**The input:**
------------------------------
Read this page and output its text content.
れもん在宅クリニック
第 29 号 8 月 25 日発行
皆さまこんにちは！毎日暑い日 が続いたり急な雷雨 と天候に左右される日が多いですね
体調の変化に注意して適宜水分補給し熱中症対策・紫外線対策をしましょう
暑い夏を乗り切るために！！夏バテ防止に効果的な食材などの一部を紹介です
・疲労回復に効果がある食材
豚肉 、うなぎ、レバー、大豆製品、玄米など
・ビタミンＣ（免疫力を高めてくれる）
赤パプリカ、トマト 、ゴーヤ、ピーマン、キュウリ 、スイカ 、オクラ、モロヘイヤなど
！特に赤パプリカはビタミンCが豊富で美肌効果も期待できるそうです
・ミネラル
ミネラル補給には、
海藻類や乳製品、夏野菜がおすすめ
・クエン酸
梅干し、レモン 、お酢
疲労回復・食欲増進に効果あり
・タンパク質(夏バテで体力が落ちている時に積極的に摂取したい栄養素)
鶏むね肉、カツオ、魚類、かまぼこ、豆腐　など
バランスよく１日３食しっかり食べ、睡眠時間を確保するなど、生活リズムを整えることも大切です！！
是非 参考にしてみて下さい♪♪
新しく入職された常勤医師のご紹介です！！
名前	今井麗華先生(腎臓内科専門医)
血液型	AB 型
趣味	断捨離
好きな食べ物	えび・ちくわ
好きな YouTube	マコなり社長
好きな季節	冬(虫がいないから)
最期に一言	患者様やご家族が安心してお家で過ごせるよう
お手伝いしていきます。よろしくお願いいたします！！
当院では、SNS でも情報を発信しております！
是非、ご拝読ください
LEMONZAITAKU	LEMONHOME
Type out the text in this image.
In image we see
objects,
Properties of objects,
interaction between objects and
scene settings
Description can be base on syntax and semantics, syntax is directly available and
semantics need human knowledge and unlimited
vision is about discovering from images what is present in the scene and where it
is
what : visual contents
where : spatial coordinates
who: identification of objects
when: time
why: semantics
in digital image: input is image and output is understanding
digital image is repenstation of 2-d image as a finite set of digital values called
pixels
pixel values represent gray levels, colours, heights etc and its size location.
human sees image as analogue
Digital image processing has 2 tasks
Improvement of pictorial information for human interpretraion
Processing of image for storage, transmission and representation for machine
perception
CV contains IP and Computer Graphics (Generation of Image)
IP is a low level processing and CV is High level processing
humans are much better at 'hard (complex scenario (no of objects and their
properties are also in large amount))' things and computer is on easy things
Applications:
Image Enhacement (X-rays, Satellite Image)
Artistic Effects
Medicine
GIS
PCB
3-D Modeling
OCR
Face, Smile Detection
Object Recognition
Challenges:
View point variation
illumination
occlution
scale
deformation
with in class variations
------------------------------
**Objective:** Reproduce the records in full, exactly as written.

**Task response:**
Read this page and output its text content.
れもん在宅クリニック
第 29 号 8 月 25 日発行
皆さまこんにちは！毎日暑い日 が続いたり急な雷雨 と天候に左右される日が多いですね
体調の変化に注意して適宜水分補給し熱中症対策・紫外線対策をしましょう
暑い夏を乗り切るために！！夏バテ防止に効果的な食材などの一部を紹介です
・疲労回復に効果がある食材
豚肉 、うなぎ、レバー、大豆製品、玄米など
・ビタミンＣ（免疫力を高めてくれる）
赤パプリカ、トマト 、ゴーヤ、ピーマン、キュウリ 、スイカ 、オクラ、モロヘイヤなど
！特に赤パプリカはビタミンCが豊富で美肌効果も期待できるそうです
・ミネラル
ミネラル補給には、
海藻類や乳製品、夏野菜がおすすめ
・クエン酸
梅干し、レモン 、お酢
疲労回復・食欲増進に効果あり
・タンパク質(夏バテで体力が落ちている時に積極的に摂取したい栄養素)
鶏むね肉、カツオ、魚類、かまぼこ、豆腐　など
バランスよく１日３食しっかり食べ、睡眠時間を確保するなど、生活リズムを整えることも大切です！！
是非 参考にしてみて下さい♪♪
新しく入職された常勤医師のご紹介です！！
名前	今井麗華先生(腎臓内科専門医)
血液型	AB 型
趣味	断捨離
好きな食べ物	えび・ちくわ
好きな YouTube	マコなり社長
好きな季節	冬(虫がいないから)
最期に一言	患者様やご家族が安心してお家で過ごせるよう
お手伝いしていきます。よろしくお願いいたします！！
当院では、SNS でも情報を発信しております！
是非、ご拝読ください
LEMONZAITAKU	LEMONHOME
Type out the text in this image.
In image we see
objects,
Properties of objects,
interaction between objects and
scene settings
Description can be base on syntax and semantics, syntax is directly available and
semantics need human knowledge and unlimited
vision is about discovering from images what is present in the scene and where it
is
what : visual contents
where : spatial coordinates
who: identification of objects
when: time
why: semantics
in digital image: input is image and output is understanding
digital image is repenstation of 2-d image as a finite set of digital values called
pixels
pixel values represent gray levels, colours, heights etc and its size location.
human sees image as analogue
Digital image processing has 2 tasks
Improvement of pictorial information for human interpretraion
Processing of image for storage, transmission and representation for machine
perception
CV contains IP and Computer Graphics (Generation of Image)
IP is a low level processing and CV is High level processing
humans are much better at 'hard (complex scenario (no of objects and their
properties are also in large amount))' things and computer is on easy things
Applications:
Image Enhacement (X-rays, Satellite Image)
Artistic Effects
Medicine
GIS
PCB
3-D Modeling
OCR
Face, Smile Detection
Object Recognition
Challenges:
View point variation
illumination
occlution
scale
deformation
with in class variations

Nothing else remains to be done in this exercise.